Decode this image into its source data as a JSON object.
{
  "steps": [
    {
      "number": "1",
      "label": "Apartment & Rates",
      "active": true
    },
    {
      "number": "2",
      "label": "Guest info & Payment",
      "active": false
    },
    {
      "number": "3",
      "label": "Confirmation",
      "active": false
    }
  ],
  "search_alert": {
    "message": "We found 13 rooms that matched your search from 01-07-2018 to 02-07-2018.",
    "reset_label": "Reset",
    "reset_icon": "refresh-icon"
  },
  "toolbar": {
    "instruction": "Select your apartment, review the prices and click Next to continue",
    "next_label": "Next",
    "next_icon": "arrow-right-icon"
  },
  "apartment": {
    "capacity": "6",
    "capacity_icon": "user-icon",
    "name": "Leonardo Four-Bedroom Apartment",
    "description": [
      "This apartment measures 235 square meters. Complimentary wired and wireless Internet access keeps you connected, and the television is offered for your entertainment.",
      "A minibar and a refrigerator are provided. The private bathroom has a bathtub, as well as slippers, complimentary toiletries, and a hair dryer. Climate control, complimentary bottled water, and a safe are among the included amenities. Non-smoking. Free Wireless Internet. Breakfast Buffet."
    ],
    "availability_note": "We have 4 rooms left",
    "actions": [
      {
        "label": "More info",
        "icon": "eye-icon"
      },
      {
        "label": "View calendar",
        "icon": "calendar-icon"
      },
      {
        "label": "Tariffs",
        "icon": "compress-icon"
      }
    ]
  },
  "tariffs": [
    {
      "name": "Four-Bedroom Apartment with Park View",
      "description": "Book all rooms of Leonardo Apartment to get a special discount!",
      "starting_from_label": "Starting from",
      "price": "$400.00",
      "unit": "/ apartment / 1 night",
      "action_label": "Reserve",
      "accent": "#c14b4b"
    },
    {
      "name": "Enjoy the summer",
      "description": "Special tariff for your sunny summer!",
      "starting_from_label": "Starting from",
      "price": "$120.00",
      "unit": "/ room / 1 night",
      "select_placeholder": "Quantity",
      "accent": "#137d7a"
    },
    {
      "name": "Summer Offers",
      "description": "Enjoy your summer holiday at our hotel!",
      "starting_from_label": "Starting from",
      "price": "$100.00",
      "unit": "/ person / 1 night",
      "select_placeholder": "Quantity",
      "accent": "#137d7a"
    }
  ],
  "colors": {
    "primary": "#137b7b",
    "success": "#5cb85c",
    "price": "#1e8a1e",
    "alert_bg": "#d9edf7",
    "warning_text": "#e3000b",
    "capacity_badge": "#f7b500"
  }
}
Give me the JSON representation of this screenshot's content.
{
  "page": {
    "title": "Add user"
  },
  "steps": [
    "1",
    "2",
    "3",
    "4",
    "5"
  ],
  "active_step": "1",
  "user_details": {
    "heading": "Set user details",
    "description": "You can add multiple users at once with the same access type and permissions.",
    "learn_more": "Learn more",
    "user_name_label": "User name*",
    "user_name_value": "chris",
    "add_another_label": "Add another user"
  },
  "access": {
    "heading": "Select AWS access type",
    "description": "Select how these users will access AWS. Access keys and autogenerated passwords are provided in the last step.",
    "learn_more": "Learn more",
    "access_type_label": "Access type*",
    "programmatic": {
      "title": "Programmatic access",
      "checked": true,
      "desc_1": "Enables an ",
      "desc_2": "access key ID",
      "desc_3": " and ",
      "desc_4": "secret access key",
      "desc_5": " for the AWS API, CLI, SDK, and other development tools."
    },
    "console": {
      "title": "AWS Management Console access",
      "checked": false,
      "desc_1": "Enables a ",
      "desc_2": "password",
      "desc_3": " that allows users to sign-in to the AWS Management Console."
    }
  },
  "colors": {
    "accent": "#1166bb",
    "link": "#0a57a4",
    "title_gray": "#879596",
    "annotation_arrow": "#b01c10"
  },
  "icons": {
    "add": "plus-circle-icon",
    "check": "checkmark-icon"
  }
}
#####
▸ Written request
Repeat every entry exactly as written above.

▸ Final result
Decode this image into its source data as a JSON object.
{
  "steps": [
    {
      "number": "1",
      "label": "Apartment & Rates",
      "active": true
    },
    {
      "number": "2",
      "label": "Guest info & Payment",
      "active": false
    },
    {
      "number": "3",
      "label": "Confirmation",
      "active": false
    }
  ],
  "search_alert": {
    "message": "We found 13 rooms that matched your search from 01-07-2018 to 02-07-2018.",
    "reset_label": "Reset",
    "reset_icon": "refresh-icon"
  },
  "toolbar": {
    "instruction": "Select your apartment, review the prices and click Next to continue",
    "next_label": "Next",
    "next_icon": "arrow-right-icon"
  },
  "apartment": {
    "capacity": "6",
    "capacity_icon": "user-icon",
    "name": "Leonardo Four-Bedroom Apartment",
    "description": [
      "This apartment measures 235 square meters. Complimentary wired and wireless Internet access keeps you connected, and the television is offered for your entertainment.",
      "A minibar and a refrigerator are provided. The private bathroom has a bathtub, as well as slippers, complimentary toiletries, and a hair dryer. Climate control, complimentary bottled water, and a safe are among the included amenities. Non-smoking. Free Wireless Internet. Breakfast Buffet."
    ],
    "availability_note": "We have 4 rooms left",
    "actions": [
      {
        "label": "More info",
        "icon": "eye-icon"
      },
      {
        "label": "View calendar",
        "icon": "calendar-icon"
      },
      {
        "label": "Tariffs",
        "icon": "compress-icon"
      }
    ]
  },
  "tariffs": [
    {
      "name": "Four-Bedroom Apartment with Park View",
      "description": "Book all rooms of Leonardo Apartment to get a special discount!",
      "starting_from_label": "Starting from",
      "price": "$400.00",
      "unit": "/ apartment / 1 night",
      "action_label": "Reserve",
      "accent": "#c14b4b"
    },
    {
      "name": "Enjoy the summer",
      "description": "Special tariff for your sunny summer!",
      "starting_from_label": "Starting from",
      "price": "$120.00",
      "unit": "/ room / 1 night",
      "select_placeholder": "Quantity",
      "accent": "#137d7a"
    },
    {
      "name": "Summer Offers",
      "description": "Enjoy your summer holiday at our hotel!",
      "starting_from_label": "Starting from",
      "price": "$100.00",
      "unit": "/ person / 1 night",
      "select_placeholder": "Quantity",
      "accent": "#137d7a"
    }
  ],
  "colors": {
    "primary": "#137b7b",
    "success": "#5cb85c",
    "price": "#1e8a1e",
    "alert_bg": "#d9edf7",
    "warning_text": "#e3000b",
    "capacity_badge": "#f7b500"
  }
}
Give me the JSON representation of this screenshot's content.
{
  "page": {
    "title": "Add user"
  },
  "steps": [
    "1",
    "2",
    "3",
    "4",
    "5"
  ],
  "active_step": "1",
  "user_details": {
    "heading": "Set user details",
    "description": "You can add multiple users at once with the same access type and permissions.",
    "learn_more": "Learn more",
    "user_name_label": "User name*",
    "user_name_value": "chris",
    "add_another_label": "Add another user"
  },
  "access": {
    "heading": "Select AWS access type",
    "description": "Select how these users will access AWS. Access keys and autogenerated passwords are provided in the last step.",
    "learn_more": "Learn more",
    "access_type_label": "Access type*",
    "programmatic": {
      "title": "Programmatic access",
      "checked": true,
      "desc_1": "Enables an ",
      "desc_2": "access key ID",
      "desc_3": " and ",
      "desc_4": "secret access key",
      "desc_5": " for the AWS API, CLI, SDK, and other development tools."
    },
    "console": {
      "title": "AWS Management Console access",
      "checked": false,
      "desc_1": "Enables a ",
      "desc_2": "password",
      "desc_3": " that allows users to sign-in to the AWS Management Console."
    }
  },
  "colors": {
    "accent": "#1166bb",
    "link": "#0a57a4",
    "title_gray": "#879596",
    "annotation_arrow": "#b01c10"
  },
  "icons": {
    "add": "plus-circle-icon",
    "check": "checkmark-icon"
  }
}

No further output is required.